#### [OBJECTIVE A]
Return the post about character stories in full, word for word.
○ ○ ○ ○ ○ ○ ○
Character Stories

This is not about what you think it is going to be about.

The experience rules in RMU and in HARP offer experience for minor and major personal goals (HARP) or Minor, Moderate and Major personal events (RMU).

So as a GM how do you know when your players’ characters has achieved a personal goal or event? Where is the break point between Moderate and Major events (other than on page 107 of the beta rules). Will you remember to account for these or in the case of minor events can you even count all of these?

I know there are loads of alternative experience systems from count every PP used and hit taken to you level up when I tell you. I was recently very kindly given a copy of the 7th Sea Second Edition rules. 7th Sea is a game I really like but is worlds away from Rolemaster. There is almost no cross over between the two systems for example 7th Sea heroes can take out many thugs in a single turn but no attack is ever fatal. In RM if you faced six thugs at once on your own, whatever level you are you have to seriously consider the consequences of that one freak open ended attack and possible critical.

I said there is ‘almost’ no cross over. 7th Sea doesn’t have levels or experience points. Characters progress by being awarded skill increases or other bump ups in individual traits. What is interesting here though is the concept of Character Stories. So when you create your character you also create the start of a character story. Most of us already do this as part of our character back story. The difference here is that although there is a clear end goal, such as avenge your father’s death or clear your name, you only create the very first step or task to achieve that goal. So your story may be “Clear your name from a crime you didn’t commit” but step one is “find the name of your accuser”. So imagine this a just a title and a single bullet point below. During the role play you may well find the name of your accuser so then the next step is of course to find that man and question him. So now you have a second bullet point. The GM always has a clear idea of where each character is in their background stories, things that he or she can weave into the game session and from a RM point of view when Minor, Moderate and Major personal events have happened.
○ ○ ○ ○ ○ ○ ○
#### [OBJECTIVE B]
Retype the rows from the line with "Annotate this image: element" up to and including the line with "table-column-content xyxy=(176,76,483,1042)", keeping every character unchanged.

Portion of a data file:
○ ○ ○ ○ ○ ○ ○
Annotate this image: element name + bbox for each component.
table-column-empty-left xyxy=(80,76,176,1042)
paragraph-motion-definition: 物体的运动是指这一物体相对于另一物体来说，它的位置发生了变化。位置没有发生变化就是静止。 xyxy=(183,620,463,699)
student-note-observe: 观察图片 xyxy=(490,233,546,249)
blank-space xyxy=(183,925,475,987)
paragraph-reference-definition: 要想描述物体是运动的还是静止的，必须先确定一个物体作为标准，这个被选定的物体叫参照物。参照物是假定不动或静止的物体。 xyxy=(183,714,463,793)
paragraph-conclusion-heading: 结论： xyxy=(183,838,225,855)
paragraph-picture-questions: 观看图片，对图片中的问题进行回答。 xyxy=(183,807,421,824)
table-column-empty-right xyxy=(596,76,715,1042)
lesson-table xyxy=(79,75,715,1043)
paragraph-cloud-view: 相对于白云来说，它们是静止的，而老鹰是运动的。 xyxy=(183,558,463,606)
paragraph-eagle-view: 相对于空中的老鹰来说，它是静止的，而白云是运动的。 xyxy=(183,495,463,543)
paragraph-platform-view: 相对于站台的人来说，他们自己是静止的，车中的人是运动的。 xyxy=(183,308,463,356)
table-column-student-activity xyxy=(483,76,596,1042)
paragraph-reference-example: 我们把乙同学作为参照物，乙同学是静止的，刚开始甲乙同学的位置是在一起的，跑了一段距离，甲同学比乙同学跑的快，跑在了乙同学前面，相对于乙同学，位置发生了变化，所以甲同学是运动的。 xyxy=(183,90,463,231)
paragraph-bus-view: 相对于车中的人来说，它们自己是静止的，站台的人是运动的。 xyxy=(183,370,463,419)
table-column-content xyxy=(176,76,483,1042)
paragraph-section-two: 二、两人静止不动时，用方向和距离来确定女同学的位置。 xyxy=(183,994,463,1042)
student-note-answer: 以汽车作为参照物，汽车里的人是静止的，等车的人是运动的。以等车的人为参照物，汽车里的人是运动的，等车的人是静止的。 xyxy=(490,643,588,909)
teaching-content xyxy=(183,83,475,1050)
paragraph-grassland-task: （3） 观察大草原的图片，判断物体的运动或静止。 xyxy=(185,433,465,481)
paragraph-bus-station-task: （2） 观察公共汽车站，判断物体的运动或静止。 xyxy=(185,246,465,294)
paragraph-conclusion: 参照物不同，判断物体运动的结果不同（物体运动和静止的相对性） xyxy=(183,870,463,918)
○ ○ ○ ○ ○ ○ ○
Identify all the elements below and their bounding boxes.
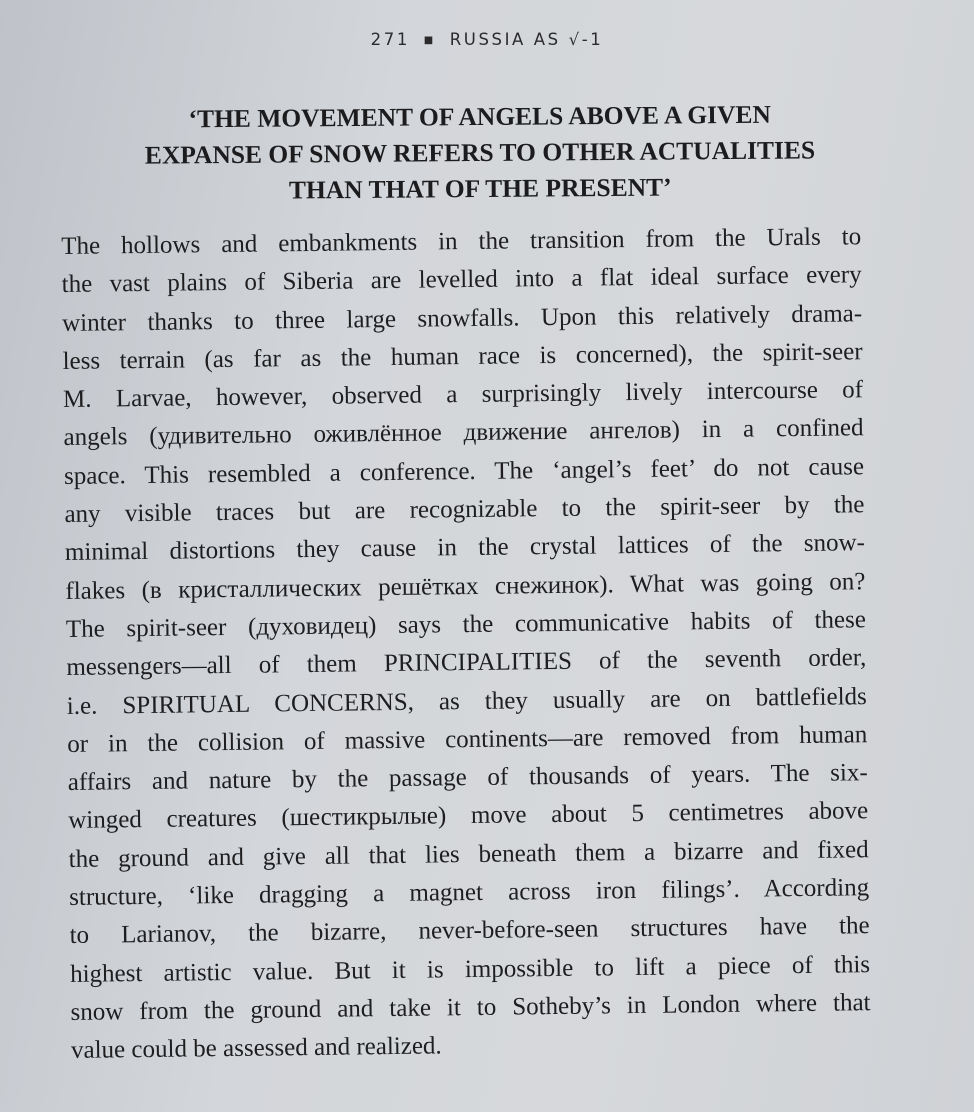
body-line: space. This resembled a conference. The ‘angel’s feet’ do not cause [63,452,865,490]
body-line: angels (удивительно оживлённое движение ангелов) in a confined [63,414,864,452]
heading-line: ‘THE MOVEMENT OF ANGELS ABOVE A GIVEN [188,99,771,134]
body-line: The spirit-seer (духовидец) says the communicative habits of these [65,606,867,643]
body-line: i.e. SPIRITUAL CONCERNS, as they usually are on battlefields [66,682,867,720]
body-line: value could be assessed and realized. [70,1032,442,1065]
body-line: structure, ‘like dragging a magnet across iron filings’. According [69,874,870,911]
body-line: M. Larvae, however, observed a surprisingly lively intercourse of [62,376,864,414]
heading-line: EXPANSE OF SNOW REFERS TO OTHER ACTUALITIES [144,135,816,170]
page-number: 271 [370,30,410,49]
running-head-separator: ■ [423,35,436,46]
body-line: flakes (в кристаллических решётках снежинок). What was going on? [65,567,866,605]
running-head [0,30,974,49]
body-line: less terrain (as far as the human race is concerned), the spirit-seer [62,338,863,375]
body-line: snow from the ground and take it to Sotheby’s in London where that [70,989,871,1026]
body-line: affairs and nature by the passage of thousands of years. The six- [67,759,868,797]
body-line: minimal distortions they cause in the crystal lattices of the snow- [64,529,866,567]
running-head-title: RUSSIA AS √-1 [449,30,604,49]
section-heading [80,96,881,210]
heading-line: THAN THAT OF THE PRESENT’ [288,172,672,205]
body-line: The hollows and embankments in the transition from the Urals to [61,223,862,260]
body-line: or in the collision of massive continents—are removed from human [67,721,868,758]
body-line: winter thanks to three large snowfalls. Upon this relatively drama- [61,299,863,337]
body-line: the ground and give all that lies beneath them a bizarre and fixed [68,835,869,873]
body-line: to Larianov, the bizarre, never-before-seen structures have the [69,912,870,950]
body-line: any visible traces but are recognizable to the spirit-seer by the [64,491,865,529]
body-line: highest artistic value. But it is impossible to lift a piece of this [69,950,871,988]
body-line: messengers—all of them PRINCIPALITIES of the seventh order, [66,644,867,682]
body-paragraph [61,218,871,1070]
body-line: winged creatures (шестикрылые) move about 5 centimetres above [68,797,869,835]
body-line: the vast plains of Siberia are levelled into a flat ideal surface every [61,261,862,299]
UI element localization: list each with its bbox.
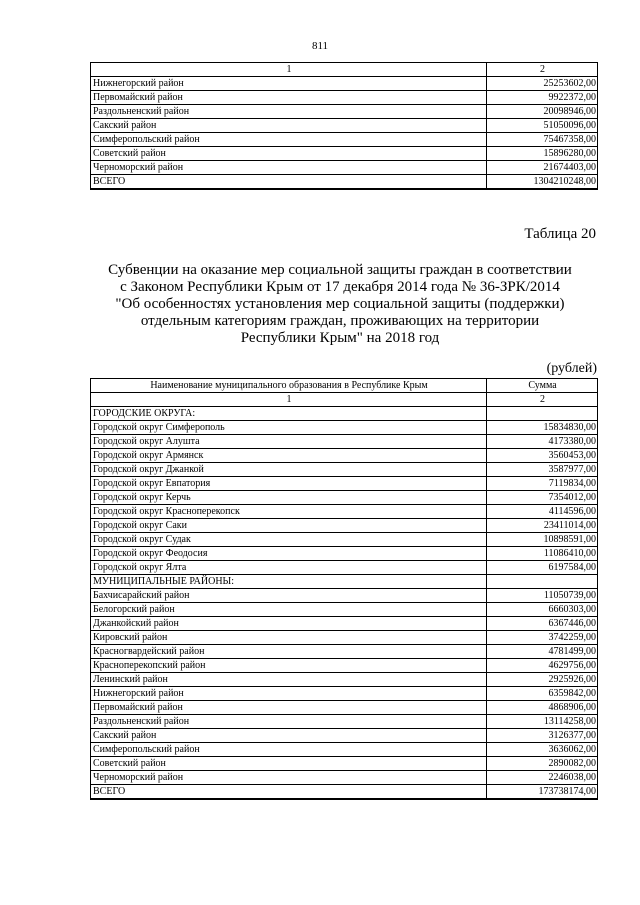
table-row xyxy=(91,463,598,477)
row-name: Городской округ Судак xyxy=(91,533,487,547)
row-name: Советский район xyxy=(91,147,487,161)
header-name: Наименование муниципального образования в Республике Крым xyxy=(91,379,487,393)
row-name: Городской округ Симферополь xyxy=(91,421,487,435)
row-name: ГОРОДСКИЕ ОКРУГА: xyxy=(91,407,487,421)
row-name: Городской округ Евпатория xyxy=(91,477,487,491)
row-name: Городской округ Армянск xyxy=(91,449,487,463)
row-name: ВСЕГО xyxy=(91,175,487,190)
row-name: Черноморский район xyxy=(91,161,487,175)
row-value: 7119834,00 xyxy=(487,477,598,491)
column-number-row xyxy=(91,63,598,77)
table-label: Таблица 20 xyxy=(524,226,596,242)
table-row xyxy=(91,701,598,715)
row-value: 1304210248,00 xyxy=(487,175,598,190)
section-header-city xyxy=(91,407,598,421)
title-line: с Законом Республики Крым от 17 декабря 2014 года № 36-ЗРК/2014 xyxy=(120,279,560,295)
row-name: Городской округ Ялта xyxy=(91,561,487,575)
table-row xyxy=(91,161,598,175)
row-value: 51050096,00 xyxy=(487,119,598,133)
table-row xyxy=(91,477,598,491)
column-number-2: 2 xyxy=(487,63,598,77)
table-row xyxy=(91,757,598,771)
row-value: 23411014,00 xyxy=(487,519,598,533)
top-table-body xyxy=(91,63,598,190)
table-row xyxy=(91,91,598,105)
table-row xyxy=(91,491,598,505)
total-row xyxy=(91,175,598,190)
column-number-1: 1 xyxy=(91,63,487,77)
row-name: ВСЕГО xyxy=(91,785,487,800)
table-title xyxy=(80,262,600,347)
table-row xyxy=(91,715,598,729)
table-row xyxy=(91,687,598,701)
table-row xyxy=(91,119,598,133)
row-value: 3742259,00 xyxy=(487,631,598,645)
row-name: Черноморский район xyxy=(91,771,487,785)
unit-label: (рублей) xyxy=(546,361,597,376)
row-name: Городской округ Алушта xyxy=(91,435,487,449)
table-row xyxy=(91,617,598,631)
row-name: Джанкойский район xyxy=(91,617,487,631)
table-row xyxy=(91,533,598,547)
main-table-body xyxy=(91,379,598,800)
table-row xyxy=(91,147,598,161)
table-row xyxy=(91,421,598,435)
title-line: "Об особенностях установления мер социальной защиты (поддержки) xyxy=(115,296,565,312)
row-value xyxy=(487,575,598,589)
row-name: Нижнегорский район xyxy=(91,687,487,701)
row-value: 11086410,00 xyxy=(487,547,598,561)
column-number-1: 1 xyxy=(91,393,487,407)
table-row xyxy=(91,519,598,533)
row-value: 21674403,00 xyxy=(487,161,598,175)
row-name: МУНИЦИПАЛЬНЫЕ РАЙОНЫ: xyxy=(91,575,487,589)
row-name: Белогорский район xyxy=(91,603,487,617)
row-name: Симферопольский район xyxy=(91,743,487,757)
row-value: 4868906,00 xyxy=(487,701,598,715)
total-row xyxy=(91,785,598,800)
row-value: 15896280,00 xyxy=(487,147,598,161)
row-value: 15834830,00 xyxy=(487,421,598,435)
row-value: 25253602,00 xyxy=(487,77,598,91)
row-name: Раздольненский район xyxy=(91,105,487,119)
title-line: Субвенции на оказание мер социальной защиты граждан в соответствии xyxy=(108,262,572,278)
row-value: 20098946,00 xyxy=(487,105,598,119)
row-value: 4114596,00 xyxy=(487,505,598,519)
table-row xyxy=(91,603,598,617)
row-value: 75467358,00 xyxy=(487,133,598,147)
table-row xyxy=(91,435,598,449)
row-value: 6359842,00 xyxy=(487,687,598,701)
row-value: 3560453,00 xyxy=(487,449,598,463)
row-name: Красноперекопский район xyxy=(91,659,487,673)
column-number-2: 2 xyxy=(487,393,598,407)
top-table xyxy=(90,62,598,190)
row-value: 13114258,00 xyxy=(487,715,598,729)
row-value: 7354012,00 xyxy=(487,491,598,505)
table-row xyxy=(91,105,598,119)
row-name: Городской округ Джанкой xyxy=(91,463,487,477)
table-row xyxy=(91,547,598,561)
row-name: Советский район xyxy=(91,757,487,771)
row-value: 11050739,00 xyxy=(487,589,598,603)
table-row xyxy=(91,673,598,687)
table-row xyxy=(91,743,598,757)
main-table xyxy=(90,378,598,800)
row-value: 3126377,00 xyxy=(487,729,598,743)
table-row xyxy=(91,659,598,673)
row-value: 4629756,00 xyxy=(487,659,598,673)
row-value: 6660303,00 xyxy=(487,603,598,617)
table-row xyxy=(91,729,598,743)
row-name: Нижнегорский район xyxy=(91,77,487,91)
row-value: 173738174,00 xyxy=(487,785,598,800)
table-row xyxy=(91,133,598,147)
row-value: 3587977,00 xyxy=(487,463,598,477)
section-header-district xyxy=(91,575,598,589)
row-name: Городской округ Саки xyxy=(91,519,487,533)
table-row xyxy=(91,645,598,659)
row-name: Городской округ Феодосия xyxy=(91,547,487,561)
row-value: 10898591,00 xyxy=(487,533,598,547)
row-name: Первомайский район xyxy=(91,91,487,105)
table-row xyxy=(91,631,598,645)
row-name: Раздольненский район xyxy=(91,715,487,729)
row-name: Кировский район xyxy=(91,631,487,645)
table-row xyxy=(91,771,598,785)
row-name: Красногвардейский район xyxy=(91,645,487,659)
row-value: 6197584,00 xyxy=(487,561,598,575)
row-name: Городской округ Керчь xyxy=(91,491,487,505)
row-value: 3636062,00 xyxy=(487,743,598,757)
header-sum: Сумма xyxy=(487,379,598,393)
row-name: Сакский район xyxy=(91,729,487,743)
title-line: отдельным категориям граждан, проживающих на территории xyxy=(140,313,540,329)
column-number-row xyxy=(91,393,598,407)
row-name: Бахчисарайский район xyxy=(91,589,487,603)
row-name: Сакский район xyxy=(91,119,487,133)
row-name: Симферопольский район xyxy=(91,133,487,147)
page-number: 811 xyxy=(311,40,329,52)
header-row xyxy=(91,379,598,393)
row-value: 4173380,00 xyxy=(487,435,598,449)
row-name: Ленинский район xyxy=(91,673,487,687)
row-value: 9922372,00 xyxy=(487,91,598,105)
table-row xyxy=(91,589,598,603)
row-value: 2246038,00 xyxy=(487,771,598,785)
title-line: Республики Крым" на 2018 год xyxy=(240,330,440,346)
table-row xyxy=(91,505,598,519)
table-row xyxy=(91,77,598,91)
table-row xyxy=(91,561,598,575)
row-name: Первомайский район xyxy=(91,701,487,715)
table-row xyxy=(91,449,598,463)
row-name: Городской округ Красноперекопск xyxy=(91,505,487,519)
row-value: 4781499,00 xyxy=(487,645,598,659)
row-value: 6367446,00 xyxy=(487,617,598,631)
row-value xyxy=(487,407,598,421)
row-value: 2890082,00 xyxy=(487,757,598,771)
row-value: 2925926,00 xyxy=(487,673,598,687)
○ ○ ○ ○ ○ ○ ○
#### [OUTPUT A]
Character Stories

This is not about what you think it is going to be about.

The experience rules in RMU and in HARP offer experience for minor and major personal goals (HARP) or Minor, Moderate and Major personal events (RMU).

So as a GM how do you know when your players’ characters has achieved a personal goal or event? Where is the break point between Moderate and Major events (other than on page 107 of the beta rules). Will you remember to account for these or in the case of minor events can you even count all of these?

I know there are loads of alternative experience systems from count every PP used and hit taken to you level up when I tell you. I was recently very kindly given a copy of the 7th Sea Second Edition rules. 7th Sea is a game I really like but is worlds away from Rolemaster. There is almost no cross over between the two systems for example 7th Sea heroes can take out many thugs in a single turn but no attack is ever fatal. In RM if you faced six thugs at once on your own, whatever level you are you have to seriously consider the consequences of that one freak open ended attack and possible critical.

I said there is ‘almost’ no cross over. 7th Sea doesn’t have levels or experience points. Characters progress by being awarded skill increases or other bump ups in individual traits. What is interesting here though is the concept of Character Stories. So when you create your character you also create the start of a character story. Most of us already do this as part of our character back story. The difference here is that although there is a clear end goal, such as avenge your father’s death or clear your name, you only create the very first step or task to achieve that goal. So your story may be “Clear your name from a crime you didn’t commit” but step one is “find the name of your accuser”. So imagine this a just a title and a single bullet point below. During the role play you may well find the name of your accuser so then the next step is of course to find that man and question him. So now you have a second bullet point. The GM always has a clear idea of where each character is in their background stories, things that he or she can weave into the game session and from a RM point of view when Minor, Moderate and Major personal events have happened.

#### [OUTPUT B]
Annotate this image: element name + bbox for each component.
table-column-empty-left xyxy=(80,76,176,1042)
paragraph-motion-definition: 物体的运动是指这一物体相对于另一物体来说，它的位置发生了变化。位置没有发生变化就是静止。 xyxy=(183,620,463,699)
student-note-observe: 观察图片 xyxy=(490,233,546,249)
blank-space xyxy=(183,925,475,987)
paragraph-reference-definition: 要想描述物体是运动的还是静止的，必须先确定一个物体作为标准，这个被选定的物体叫参照物。参照物是假定不动或静止的物体。 xyxy=(183,714,463,793)
paragraph-conclusion-heading: 结论： xyxy=(183,838,225,855)
paragraph-picture-questions: 观看图片，对图片中的问题进行回答。 xyxy=(183,807,421,824)
table-column-empty-right xyxy=(596,76,715,1042)
lesson-table xyxy=(79,75,715,1043)
paragraph-cloud-view: 相对于白云来说，它们是静止的，而老鹰是运动的。 xyxy=(183,558,463,606)
paragraph-eagle-view: 相对于空中的老鹰来说，它是静止的，而白云是运动的。 xyxy=(183,495,463,543)
paragraph-platform-view: 相对于站台的人来说，他们自己是静止的，车中的人是运动的。 xyxy=(183,308,463,356)
table-column-student-activity xyxy=(483,76,596,1042)
paragraph-reference-example: 我们把乙同学作为参照物，乙同学是静止的，刚开始甲乙同学的位置是在一起的，跑了一段距离，甲同学比乙同学跑的快，跑在了乙同学前面，相对于乙同学，位置发生了变化，所以甲同学是运动的。 xyxy=(183,90,463,231)
paragraph-bus-view: 相对于车中的人来说，它们自己是静止的，站台的人是运动的。 xyxy=(183,370,463,419)
table-column-content xyxy=(176,76,483,1042)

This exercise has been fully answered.